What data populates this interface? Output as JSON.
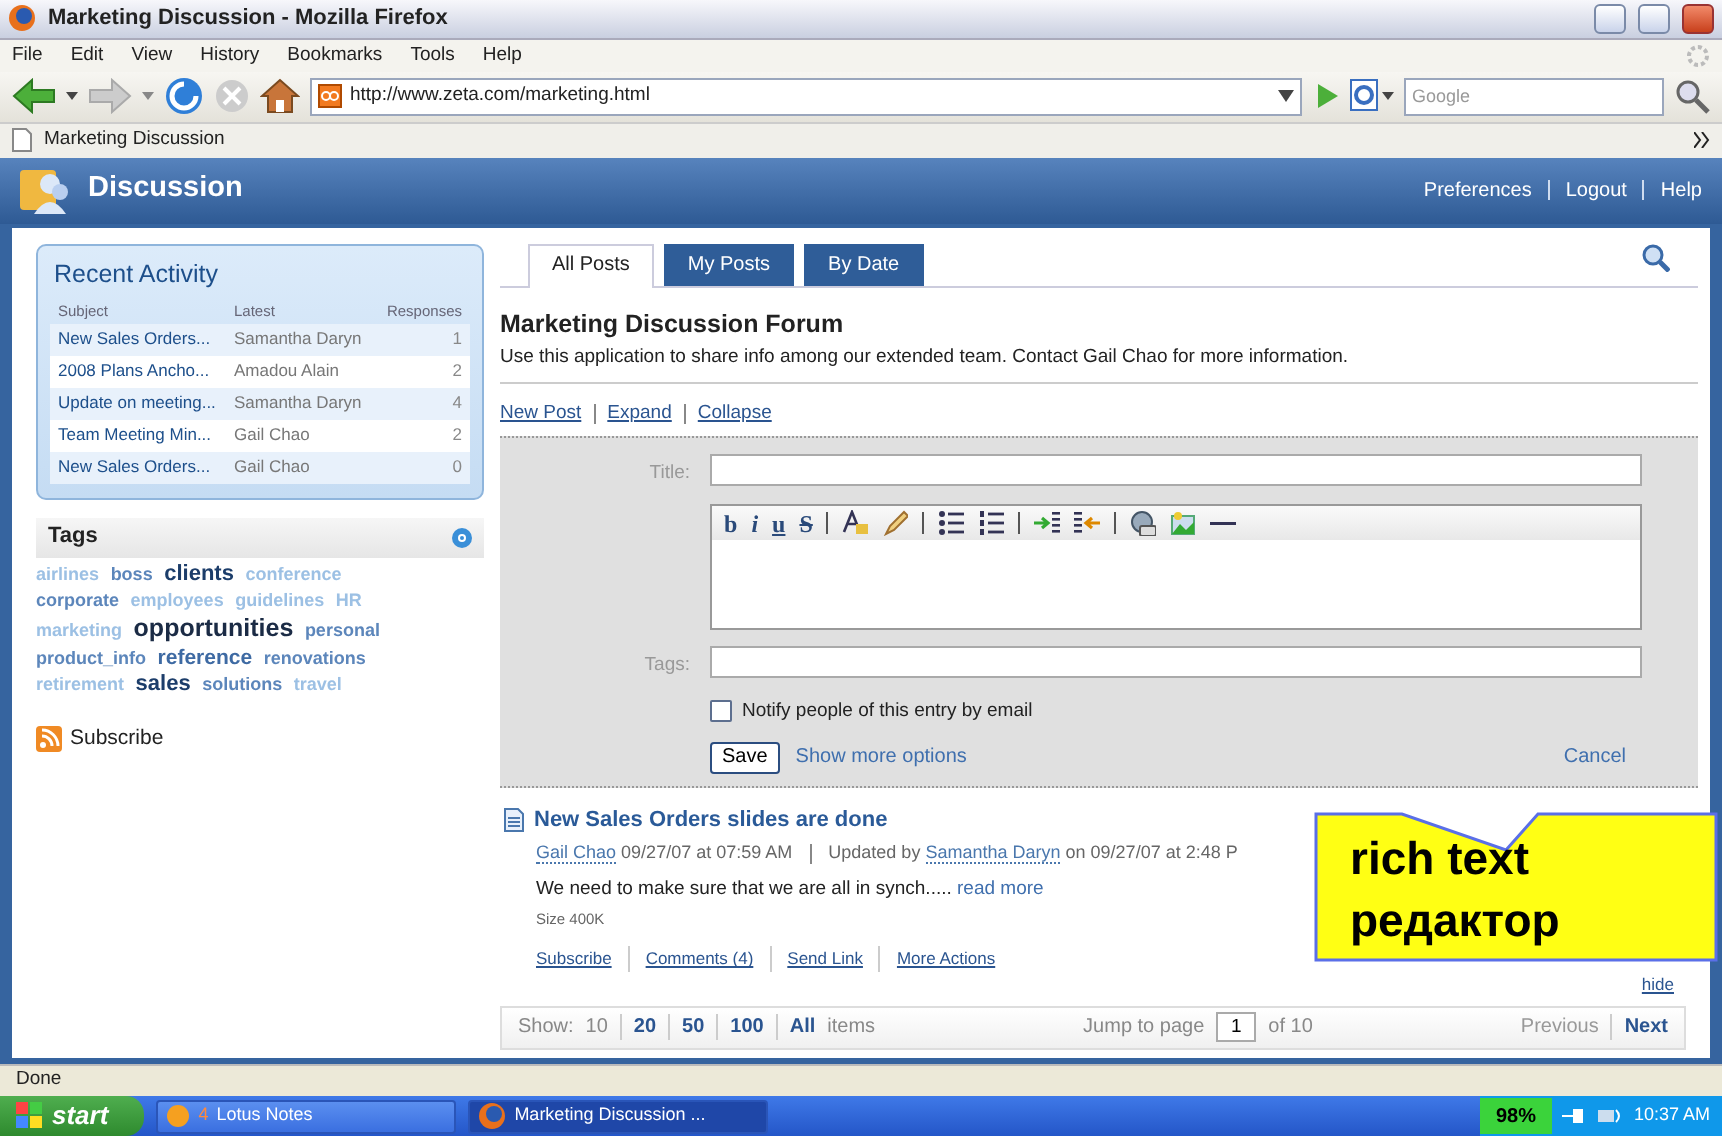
{
  "window": {
    "title": "Marketing Discussion - Mozilla Firefox"
  },
  "menu": [
    "File",
    "Edit",
    "View",
    "History",
    "Bookmarks",
    "Tools",
    "Help"
  ],
  "address_bar": {
    "url": "http://www.zeta.com/marketing.html"
  },
  "search_field": {
    "placeholder": "Google"
  },
  "browser_tabs": [
    {
      "title": "Marketing Discussion"
    }
  ],
  "app": {
    "title": "Discussion",
    "header_links": [
      "Preferences",
      "Logout",
      "Help"
    ]
  },
  "recent_activity": {
    "title": "Recent Activity",
    "columns": [
      "Subject",
      "Latest",
      "Responses"
    ],
    "rows": [
      {
        "subject": "New Sales Orders...",
        "latest": "Samantha Daryn",
        "responses": "1"
      },
      {
        "subject": "2008 Plans Ancho...",
        "latest": "Amadou Alain",
        "responses": "2"
      },
      {
        "subject": "Update on meeting...",
        "latest": "Samantha Daryn",
        "responses": "4"
      },
      {
        "subject": "Team Meeting Min...",
        "latest": "Gail Chao",
        "responses": "2"
      },
      {
        "subject": "New Sales Orders...",
        "latest": "Gail Chao",
        "responses": "0"
      }
    ]
  },
  "tags": {
    "title": "Tags",
    "items": [
      {
        "label": "airlines",
        "kind": "faint"
      },
      {
        "label": "boss",
        "kind": "normal"
      },
      {
        "label": "clients",
        "kind": "big"
      },
      {
        "label": "conference",
        "kind": "faint"
      },
      {
        "label": "corporate",
        "kind": "normal"
      },
      {
        "label": "employees",
        "kind": "faint"
      },
      {
        "label": "guidelines",
        "kind": "faint"
      },
      {
        "label": "HR",
        "kind": "faint"
      },
      {
        "label": "marketing",
        "kind": "faint"
      },
      {
        "label": "opportunities",
        "kind": "huge"
      },
      {
        "label": "personal",
        "kind": "normal"
      },
      {
        "label": "product_info",
        "kind": "normal"
      },
      {
        "label": "reference",
        "kind": "large"
      },
      {
        "label": "renovations",
        "kind": "normal"
      },
      {
        "label": "retirement",
        "kind": "faint"
      },
      {
        "label": "sales",
        "kind": "big"
      },
      {
        "label": "solutions",
        "kind": "normal"
      },
      {
        "label": "travel",
        "kind": "faint"
      }
    ]
  },
  "subscribe": "Subscribe",
  "tabs": [
    {
      "label": "All Posts",
      "selected": true
    },
    {
      "label": "My Posts",
      "selected": false
    },
    {
      "label": "By Date",
      "selected": false
    }
  ],
  "forum": {
    "title": "Marketing Discussion Forum",
    "description": "Use this application to share info among our extended team. Contact Gail Chao for more information."
  },
  "actions": [
    "New Post",
    "Expand",
    "Collapse"
  ],
  "form": {
    "title_label": "Title:",
    "tags_label": "Tags:",
    "format_buttons": [
      "b",
      "i",
      "u",
      "S"
    ],
    "notify": {
      "label": "Notify people of this entry by email",
      "checked": false
    },
    "save": "Save",
    "more": "Show more options",
    "cancel": "Cancel"
  },
  "post": {
    "title": "New Sales Orders slides are done",
    "author": "Gail Chao",
    "posted": "09/27/07 at 07:59 AM",
    "updated_label": "Updated by",
    "updater": "Samantha Daryn",
    "updated": "on 09/27/07 at 2:48 P",
    "excerpt": "We need to make sure that we are all in synch.....",
    "read_more": "read more",
    "size": "Size 400K",
    "actions": [
      "Subscribe",
      "Comments (4)",
      "Send Link",
      "More Actions"
    ],
    "hide": "hide"
  },
  "pager": {
    "show_label": "Show:",
    "sizes": [
      {
        "label": "10",
        "selected": true
      },
      {
        "label": "20",
        "selected": false
      },
      {
        "label": "50",
        "selected": false
      },
      {
        "label": "100",
        "selected": false
      },
      {
        "label": "All",
        "selected": false
      }
    ],
    "items_label": "items",
    "jump_label": "Jump to page",
    "page": "1",
    "of_label": "of 10",
    "previous": {
      "label": "Previous",
      "disabled": true
    },
    "next": {
      "label": "Next",
      "disabled": false
    }
  },
  "callout": {
    "lines": [
      "rich text",
      "редактор"
    ]
  },
  "status_bar": "Done",
  "taskbar": {
    "start": "start",
    "items": [
      {
        "count": "4",
        "label": "Lotus Notes",
        "selected": false
      },
      {
        "label": "Marketing Discussion ...",
        "selected": true
      }
    ],
    "battery": "98%",
    "clock": "10:37 AM"
  }
}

☆ ☆ ☆ ☆ ☆

# What is required
Report how many lines of the listing above include the word "Show". Say nothing but the number.

# Result
2